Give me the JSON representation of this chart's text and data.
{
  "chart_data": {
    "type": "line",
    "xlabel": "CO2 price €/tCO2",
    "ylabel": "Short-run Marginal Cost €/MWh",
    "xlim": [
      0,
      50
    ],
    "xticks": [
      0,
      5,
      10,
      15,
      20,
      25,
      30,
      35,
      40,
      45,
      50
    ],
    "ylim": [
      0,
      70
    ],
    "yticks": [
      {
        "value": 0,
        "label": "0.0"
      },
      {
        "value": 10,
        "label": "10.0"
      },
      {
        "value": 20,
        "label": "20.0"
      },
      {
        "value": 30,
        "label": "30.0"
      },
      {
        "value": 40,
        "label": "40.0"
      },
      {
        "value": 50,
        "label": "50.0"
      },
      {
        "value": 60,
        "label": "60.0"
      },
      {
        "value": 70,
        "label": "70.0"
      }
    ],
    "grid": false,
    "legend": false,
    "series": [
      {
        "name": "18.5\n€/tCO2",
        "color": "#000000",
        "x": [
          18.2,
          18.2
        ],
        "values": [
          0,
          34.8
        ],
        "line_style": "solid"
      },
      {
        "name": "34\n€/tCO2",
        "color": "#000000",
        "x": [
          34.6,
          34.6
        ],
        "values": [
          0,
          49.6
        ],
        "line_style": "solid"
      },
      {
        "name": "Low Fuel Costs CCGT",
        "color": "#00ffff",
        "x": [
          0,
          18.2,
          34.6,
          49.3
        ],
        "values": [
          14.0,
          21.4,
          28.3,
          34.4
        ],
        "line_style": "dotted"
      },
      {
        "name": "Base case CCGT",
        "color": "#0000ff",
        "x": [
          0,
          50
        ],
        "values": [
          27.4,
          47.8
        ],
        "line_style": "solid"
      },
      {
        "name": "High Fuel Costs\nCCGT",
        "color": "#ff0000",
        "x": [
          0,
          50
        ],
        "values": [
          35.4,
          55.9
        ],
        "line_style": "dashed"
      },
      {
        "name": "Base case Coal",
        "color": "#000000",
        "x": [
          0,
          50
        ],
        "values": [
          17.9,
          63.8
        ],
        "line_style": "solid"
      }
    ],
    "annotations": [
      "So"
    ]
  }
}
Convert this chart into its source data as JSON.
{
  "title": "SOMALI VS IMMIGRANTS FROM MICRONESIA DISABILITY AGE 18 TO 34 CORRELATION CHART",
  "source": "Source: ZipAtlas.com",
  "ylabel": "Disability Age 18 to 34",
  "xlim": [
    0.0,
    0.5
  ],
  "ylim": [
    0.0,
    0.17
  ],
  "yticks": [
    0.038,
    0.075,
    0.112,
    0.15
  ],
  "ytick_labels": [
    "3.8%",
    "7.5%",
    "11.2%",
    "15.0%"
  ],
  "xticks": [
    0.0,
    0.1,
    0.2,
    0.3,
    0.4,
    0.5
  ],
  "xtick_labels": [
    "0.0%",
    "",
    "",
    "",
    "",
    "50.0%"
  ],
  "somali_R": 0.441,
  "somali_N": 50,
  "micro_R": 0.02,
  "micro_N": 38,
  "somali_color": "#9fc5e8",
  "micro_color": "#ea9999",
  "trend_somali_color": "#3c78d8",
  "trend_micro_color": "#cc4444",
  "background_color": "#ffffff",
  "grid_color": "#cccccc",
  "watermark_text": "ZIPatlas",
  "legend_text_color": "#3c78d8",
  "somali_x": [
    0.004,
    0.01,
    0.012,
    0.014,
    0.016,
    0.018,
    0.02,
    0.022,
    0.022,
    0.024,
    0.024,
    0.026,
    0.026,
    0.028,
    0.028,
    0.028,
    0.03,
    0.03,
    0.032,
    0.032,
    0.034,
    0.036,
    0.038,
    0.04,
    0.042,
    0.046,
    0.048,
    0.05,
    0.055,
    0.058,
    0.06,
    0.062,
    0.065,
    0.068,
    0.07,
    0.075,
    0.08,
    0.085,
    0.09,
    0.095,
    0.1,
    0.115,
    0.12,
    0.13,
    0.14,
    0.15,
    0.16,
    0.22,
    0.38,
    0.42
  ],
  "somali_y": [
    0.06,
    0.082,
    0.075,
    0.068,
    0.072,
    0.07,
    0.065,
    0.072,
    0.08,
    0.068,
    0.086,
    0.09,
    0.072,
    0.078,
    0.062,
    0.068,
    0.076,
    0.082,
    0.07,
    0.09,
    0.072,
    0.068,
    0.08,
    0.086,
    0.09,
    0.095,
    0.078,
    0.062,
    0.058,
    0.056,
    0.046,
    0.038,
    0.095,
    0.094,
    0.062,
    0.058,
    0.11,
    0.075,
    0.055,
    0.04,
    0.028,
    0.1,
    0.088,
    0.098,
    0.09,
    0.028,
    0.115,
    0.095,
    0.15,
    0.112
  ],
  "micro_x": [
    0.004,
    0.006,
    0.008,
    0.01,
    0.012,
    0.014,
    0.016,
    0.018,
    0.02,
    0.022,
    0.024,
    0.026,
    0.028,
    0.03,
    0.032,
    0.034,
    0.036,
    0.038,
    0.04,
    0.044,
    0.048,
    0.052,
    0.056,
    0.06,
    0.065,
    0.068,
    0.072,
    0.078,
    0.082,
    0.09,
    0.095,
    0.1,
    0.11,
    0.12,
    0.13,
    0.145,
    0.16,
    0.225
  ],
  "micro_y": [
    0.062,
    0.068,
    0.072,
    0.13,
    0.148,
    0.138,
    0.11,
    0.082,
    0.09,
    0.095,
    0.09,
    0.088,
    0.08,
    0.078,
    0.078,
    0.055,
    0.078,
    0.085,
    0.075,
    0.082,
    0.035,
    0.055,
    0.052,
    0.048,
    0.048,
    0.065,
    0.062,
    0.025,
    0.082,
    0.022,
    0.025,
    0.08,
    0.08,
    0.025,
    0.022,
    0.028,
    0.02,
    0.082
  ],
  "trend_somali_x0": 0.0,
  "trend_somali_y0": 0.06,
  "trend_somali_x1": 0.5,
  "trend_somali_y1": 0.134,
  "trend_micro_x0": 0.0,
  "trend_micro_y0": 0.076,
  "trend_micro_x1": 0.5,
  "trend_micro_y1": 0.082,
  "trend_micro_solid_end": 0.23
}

--

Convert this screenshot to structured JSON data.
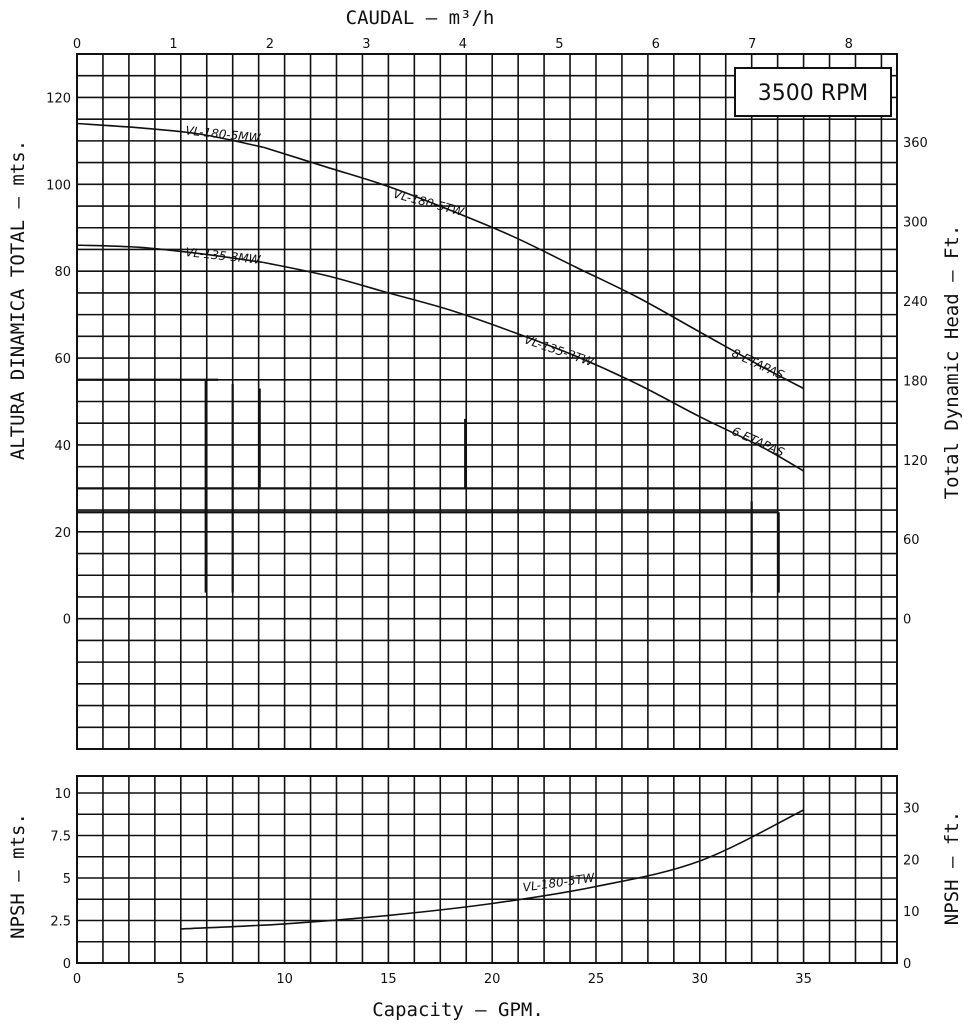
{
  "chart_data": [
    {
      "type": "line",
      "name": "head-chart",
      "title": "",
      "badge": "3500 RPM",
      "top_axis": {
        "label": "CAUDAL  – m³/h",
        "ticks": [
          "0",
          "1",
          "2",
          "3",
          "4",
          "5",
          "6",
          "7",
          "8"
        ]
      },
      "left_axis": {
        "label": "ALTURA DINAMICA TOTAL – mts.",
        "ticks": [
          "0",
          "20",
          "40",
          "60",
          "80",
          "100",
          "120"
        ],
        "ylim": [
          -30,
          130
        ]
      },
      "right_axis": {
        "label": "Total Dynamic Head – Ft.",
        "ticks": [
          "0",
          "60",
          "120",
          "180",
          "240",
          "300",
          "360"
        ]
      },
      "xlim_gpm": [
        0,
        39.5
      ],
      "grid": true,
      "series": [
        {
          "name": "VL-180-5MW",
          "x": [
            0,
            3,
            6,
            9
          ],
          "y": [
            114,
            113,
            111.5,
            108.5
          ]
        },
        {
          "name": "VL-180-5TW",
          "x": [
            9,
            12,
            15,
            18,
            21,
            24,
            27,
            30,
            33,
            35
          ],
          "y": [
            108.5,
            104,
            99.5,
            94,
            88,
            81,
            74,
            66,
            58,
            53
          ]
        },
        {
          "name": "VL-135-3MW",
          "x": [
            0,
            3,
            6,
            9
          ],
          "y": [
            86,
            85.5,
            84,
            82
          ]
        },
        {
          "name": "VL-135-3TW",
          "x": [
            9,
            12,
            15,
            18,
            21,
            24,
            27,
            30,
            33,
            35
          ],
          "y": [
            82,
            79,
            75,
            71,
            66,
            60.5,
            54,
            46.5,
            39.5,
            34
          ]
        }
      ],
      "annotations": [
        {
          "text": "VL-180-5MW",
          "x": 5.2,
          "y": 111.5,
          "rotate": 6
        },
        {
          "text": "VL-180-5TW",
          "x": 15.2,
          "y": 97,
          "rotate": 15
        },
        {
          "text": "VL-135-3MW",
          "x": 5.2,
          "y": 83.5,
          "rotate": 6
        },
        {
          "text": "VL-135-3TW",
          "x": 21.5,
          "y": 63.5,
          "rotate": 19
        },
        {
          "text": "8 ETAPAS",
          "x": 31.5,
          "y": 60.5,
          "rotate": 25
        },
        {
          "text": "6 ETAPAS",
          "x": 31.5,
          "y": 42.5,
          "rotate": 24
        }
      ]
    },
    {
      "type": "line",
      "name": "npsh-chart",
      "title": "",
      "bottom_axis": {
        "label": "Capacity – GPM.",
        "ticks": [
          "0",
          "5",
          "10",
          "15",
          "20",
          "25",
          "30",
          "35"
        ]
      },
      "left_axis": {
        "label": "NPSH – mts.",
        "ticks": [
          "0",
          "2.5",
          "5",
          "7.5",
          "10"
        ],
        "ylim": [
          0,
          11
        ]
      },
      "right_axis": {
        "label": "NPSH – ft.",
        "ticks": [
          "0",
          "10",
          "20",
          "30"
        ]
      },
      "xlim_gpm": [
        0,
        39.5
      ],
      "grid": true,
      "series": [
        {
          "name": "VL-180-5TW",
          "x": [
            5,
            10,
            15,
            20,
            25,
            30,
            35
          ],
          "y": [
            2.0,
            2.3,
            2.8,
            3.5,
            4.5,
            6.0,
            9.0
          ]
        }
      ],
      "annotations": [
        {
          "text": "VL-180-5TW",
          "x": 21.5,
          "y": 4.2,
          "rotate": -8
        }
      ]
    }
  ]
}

---

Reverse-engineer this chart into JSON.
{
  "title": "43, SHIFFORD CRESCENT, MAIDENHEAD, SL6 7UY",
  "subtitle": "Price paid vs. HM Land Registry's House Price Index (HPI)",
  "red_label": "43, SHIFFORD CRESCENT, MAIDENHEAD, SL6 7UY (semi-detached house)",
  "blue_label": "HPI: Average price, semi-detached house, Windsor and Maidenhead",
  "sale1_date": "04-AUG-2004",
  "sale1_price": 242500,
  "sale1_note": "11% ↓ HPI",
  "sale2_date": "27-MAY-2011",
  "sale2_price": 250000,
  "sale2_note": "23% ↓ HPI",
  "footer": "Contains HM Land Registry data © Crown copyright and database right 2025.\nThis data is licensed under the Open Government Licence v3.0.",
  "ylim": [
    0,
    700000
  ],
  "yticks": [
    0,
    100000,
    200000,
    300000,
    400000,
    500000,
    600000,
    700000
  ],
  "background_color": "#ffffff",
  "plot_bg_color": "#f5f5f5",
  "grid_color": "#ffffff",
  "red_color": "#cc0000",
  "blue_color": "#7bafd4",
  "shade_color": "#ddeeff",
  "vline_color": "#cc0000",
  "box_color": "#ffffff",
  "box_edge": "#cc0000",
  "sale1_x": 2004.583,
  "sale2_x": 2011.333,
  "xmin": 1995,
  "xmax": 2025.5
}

> WORK INSTRUCTIONS: Whichever lines contain the string "rotate", select and copy them.

> SOLUTION BELOW:
          "rotate": 6
          "rotate": 15
          "rotate": 6
          "rotate": 19
          "rotate": 25
          "rotate": 24
          "rotate": -8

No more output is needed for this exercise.